Exercise: Please list all lines of the material below in which the string "Identificación" occurs.

[Stored entries]
+ + + + +

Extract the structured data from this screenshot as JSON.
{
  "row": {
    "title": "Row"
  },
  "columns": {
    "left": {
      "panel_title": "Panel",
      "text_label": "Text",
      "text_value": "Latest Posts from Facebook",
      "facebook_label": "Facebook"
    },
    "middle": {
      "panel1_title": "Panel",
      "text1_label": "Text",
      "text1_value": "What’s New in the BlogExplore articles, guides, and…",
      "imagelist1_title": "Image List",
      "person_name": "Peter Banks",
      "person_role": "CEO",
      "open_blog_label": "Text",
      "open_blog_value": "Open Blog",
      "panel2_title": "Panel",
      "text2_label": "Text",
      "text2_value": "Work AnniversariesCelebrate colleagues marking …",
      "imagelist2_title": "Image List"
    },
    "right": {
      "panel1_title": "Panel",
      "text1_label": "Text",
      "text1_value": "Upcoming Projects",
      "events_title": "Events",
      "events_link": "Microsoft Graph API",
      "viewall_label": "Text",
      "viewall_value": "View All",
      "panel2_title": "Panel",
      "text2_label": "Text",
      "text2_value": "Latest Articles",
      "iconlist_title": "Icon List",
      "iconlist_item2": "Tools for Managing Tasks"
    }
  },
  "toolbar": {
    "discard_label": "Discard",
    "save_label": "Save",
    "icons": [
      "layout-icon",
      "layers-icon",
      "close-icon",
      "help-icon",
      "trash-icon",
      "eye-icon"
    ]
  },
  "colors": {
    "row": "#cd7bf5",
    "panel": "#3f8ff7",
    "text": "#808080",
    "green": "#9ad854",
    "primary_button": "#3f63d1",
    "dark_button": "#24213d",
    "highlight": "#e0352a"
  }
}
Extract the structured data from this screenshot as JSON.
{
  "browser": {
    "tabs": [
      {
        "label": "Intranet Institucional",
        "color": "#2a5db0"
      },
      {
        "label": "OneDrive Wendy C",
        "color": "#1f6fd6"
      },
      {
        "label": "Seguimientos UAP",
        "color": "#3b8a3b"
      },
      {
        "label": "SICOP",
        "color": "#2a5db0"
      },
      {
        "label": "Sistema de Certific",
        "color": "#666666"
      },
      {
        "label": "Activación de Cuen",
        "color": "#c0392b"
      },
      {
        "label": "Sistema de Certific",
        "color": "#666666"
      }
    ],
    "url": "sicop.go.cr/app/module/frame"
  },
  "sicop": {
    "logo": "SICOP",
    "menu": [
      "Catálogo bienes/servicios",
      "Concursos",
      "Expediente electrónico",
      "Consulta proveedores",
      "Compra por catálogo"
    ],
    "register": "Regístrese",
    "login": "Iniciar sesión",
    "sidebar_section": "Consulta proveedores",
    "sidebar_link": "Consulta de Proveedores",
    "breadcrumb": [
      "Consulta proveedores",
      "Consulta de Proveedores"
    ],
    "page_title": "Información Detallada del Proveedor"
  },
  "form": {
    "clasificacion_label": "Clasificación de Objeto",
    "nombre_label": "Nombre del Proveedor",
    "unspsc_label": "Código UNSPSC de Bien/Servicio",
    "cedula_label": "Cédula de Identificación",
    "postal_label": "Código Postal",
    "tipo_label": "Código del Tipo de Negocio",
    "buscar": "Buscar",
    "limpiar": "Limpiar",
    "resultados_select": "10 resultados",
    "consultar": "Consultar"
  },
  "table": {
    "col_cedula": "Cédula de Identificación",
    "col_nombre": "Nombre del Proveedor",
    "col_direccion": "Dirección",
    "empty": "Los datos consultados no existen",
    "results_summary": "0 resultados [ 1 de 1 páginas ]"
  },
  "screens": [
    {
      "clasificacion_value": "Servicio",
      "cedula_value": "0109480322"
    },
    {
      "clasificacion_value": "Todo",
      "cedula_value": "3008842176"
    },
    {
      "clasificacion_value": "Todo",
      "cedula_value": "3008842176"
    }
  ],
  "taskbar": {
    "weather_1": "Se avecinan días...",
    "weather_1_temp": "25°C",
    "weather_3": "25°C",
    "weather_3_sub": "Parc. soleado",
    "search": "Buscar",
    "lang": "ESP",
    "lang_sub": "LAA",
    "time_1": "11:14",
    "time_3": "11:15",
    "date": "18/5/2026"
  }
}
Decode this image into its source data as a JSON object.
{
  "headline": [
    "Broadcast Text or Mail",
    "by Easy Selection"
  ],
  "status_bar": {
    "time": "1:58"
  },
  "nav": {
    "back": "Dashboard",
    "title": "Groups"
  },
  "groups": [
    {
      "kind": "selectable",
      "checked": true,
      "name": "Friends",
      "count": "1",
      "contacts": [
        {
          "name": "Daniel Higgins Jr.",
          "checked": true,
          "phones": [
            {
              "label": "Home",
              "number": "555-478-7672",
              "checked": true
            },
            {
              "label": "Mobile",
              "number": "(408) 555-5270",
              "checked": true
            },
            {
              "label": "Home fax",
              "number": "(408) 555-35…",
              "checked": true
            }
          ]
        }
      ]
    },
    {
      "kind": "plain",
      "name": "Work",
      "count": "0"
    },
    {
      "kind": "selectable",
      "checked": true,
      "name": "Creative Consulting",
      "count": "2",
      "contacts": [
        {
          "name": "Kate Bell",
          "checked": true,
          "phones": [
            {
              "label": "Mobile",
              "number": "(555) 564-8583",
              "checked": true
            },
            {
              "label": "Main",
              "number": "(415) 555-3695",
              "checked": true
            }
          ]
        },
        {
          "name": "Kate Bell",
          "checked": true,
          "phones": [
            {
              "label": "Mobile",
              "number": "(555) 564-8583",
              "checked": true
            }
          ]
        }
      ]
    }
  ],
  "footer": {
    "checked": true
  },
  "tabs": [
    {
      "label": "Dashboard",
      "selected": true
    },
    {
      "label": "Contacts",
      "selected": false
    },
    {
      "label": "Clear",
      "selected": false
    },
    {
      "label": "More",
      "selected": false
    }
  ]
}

+ + + + +

Response for this exercise:
    "cedula_label": "Cédula de Identificación",
    "col_cedula": "Cédula de Identificación",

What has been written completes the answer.